_Exercise prompt_. Collect every line below that contains the word "Distribution".

_Material_.
##########

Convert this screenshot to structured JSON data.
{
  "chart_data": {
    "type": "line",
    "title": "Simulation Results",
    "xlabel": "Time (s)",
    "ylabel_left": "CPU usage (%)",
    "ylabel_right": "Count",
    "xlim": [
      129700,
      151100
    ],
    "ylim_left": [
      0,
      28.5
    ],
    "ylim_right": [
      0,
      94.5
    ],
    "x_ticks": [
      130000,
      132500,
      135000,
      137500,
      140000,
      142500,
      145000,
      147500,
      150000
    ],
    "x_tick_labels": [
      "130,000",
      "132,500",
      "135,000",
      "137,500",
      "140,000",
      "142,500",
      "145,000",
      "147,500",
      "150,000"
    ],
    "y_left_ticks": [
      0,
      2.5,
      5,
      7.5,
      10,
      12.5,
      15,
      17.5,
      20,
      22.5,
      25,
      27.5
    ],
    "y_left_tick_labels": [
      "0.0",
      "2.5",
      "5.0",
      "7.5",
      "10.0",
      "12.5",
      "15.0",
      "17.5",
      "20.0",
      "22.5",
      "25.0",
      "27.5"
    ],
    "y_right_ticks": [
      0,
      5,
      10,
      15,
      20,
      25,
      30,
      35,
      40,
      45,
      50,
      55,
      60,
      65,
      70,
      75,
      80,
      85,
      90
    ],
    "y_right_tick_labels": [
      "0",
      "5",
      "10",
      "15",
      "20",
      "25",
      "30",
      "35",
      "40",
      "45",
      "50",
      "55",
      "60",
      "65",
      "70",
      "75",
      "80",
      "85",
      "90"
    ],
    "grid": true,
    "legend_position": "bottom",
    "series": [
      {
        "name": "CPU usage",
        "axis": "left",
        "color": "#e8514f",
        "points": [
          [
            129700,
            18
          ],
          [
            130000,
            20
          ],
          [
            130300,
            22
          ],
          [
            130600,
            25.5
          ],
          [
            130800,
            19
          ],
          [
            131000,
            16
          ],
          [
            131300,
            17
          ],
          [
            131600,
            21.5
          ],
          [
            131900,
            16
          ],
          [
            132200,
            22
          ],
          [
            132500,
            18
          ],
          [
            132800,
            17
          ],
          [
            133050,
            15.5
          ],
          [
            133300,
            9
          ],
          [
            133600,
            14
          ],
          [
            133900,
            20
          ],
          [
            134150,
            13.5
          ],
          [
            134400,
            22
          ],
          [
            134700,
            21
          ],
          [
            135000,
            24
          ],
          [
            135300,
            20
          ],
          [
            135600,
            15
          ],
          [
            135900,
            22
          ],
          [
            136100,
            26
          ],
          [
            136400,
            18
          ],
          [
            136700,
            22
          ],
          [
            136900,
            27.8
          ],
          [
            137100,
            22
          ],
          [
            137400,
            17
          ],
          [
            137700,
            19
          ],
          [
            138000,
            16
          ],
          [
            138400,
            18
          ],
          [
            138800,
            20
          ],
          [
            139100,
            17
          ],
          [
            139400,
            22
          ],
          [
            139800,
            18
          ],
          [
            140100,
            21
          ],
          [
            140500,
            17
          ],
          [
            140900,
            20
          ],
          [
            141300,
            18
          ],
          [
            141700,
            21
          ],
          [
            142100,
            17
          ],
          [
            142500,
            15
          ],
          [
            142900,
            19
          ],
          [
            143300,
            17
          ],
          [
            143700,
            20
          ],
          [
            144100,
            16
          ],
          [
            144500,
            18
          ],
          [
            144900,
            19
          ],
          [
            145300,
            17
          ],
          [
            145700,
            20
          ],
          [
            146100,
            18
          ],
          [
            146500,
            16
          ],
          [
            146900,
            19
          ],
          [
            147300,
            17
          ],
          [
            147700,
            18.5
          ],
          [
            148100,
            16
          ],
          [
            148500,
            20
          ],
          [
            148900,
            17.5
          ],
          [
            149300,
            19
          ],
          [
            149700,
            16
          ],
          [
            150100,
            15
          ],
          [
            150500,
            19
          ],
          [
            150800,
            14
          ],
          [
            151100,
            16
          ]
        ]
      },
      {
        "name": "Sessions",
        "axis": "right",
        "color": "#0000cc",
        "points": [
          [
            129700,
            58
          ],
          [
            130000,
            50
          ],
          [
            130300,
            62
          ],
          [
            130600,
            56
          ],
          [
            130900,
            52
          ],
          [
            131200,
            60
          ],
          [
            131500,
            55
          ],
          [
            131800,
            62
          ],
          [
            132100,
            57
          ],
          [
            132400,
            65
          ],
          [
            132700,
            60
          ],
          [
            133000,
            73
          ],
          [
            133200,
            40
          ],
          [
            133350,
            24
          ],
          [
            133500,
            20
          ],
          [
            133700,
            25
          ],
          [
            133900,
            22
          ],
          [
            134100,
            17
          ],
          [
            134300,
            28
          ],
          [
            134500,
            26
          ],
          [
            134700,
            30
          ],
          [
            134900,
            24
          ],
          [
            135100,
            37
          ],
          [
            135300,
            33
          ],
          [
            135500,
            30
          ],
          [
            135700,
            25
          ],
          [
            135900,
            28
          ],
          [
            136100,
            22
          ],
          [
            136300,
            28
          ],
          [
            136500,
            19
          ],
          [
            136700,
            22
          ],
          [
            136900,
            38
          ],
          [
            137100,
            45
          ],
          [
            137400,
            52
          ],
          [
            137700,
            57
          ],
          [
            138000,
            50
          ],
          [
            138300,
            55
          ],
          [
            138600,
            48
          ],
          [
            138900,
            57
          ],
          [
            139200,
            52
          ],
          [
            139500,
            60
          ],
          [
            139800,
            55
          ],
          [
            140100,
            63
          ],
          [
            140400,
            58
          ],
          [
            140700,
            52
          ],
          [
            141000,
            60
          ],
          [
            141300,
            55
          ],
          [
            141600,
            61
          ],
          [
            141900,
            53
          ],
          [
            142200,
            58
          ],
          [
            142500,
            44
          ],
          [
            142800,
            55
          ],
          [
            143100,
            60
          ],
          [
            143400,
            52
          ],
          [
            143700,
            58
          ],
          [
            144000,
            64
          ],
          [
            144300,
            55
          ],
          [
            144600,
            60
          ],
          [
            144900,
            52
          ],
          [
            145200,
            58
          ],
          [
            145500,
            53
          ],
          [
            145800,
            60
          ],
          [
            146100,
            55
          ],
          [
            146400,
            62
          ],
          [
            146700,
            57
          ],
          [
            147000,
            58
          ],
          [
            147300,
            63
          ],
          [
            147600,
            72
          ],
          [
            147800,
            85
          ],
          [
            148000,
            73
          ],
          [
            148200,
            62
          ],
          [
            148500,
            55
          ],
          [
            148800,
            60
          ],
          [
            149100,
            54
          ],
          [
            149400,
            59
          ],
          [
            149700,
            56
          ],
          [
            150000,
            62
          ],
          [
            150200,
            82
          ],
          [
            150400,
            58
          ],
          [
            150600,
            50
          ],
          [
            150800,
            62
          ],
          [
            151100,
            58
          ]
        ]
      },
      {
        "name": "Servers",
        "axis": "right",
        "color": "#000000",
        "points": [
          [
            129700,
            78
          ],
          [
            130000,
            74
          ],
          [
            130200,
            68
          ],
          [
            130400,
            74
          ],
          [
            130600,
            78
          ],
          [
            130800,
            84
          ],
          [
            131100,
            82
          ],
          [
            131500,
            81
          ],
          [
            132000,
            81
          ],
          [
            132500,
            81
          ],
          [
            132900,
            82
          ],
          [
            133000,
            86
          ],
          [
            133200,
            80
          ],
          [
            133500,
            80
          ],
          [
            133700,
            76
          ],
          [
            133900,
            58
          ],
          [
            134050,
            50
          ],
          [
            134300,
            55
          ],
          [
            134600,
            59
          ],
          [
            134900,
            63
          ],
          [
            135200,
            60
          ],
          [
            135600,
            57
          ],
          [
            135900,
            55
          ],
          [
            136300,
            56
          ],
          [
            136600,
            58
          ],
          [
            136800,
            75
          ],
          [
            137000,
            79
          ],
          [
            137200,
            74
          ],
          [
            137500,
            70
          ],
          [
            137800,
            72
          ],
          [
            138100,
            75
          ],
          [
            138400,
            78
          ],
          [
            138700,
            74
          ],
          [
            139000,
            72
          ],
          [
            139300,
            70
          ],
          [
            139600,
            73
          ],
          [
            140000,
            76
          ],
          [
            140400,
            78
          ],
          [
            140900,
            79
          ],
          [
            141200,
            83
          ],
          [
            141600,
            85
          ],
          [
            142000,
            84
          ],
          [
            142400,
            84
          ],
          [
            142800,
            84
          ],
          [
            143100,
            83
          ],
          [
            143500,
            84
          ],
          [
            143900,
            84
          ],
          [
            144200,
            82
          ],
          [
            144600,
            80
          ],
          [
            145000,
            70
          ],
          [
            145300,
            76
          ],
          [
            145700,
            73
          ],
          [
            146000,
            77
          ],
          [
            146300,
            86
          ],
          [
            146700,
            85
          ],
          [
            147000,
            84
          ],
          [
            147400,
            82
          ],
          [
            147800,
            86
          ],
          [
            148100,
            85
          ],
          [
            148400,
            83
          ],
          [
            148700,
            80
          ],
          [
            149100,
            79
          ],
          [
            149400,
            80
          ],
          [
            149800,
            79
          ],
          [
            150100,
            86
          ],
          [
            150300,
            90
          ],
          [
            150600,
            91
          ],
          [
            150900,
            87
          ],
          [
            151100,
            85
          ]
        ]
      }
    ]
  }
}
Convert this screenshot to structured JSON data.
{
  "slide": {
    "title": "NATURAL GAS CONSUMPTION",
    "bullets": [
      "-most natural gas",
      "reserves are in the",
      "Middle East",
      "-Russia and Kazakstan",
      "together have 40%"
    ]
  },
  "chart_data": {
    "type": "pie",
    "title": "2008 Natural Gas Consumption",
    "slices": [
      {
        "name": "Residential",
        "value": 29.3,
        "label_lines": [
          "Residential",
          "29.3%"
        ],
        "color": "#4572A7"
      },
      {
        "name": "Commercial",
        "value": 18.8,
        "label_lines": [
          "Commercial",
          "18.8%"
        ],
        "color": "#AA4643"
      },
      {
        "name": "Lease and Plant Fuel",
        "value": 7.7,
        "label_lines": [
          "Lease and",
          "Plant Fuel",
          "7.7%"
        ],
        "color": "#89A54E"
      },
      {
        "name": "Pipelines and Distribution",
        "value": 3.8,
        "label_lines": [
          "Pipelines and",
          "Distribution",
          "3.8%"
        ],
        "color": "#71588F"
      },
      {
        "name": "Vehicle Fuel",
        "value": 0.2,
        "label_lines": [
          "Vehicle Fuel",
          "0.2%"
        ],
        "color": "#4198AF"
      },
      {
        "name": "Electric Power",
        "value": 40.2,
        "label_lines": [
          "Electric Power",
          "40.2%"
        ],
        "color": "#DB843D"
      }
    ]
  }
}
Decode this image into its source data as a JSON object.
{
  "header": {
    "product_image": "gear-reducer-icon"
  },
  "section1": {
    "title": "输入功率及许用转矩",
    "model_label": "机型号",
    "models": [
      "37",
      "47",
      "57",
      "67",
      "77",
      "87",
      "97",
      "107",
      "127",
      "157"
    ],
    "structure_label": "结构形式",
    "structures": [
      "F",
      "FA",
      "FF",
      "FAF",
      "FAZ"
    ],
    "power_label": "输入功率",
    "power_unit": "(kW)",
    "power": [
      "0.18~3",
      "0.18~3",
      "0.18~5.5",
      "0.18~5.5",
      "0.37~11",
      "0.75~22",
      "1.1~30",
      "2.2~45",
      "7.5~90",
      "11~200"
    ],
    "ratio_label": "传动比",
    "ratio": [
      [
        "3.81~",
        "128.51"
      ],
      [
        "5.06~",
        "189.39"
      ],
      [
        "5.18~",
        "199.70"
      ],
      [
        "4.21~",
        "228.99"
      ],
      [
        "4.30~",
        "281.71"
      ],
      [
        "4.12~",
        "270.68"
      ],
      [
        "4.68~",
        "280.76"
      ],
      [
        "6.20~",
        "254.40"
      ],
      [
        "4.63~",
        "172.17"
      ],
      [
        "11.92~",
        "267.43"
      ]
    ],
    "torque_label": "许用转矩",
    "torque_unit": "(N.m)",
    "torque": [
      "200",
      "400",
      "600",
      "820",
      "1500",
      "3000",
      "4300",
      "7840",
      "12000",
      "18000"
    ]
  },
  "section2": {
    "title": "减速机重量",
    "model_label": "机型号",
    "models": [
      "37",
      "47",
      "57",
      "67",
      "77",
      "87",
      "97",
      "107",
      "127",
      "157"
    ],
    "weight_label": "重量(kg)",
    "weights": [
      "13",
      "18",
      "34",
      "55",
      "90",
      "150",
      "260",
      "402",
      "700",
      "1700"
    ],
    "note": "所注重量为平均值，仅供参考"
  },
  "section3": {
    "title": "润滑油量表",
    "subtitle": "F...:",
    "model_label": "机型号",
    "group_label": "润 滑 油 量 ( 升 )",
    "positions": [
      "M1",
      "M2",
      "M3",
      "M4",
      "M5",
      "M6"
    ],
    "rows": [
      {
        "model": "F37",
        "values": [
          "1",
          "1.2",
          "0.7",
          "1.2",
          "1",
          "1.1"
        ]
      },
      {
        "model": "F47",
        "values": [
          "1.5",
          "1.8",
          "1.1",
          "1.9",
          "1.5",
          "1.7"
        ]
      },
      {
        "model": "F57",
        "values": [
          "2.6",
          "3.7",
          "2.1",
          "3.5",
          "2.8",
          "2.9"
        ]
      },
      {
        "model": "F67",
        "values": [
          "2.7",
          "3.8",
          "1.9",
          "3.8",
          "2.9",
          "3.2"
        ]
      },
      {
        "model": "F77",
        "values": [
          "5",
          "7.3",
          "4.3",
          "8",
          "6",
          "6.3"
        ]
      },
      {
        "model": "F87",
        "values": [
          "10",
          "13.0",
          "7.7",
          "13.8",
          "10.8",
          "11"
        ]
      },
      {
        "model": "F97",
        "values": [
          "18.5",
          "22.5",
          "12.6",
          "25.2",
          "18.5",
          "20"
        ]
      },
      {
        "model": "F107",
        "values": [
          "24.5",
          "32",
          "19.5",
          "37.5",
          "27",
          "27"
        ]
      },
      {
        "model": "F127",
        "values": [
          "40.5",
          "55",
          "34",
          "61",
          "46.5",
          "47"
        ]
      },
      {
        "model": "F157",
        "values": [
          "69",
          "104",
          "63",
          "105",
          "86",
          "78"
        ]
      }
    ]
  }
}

##########

_Reply to the exercise_.
        "name": "Pipelines and Distribution",
          "Distribution",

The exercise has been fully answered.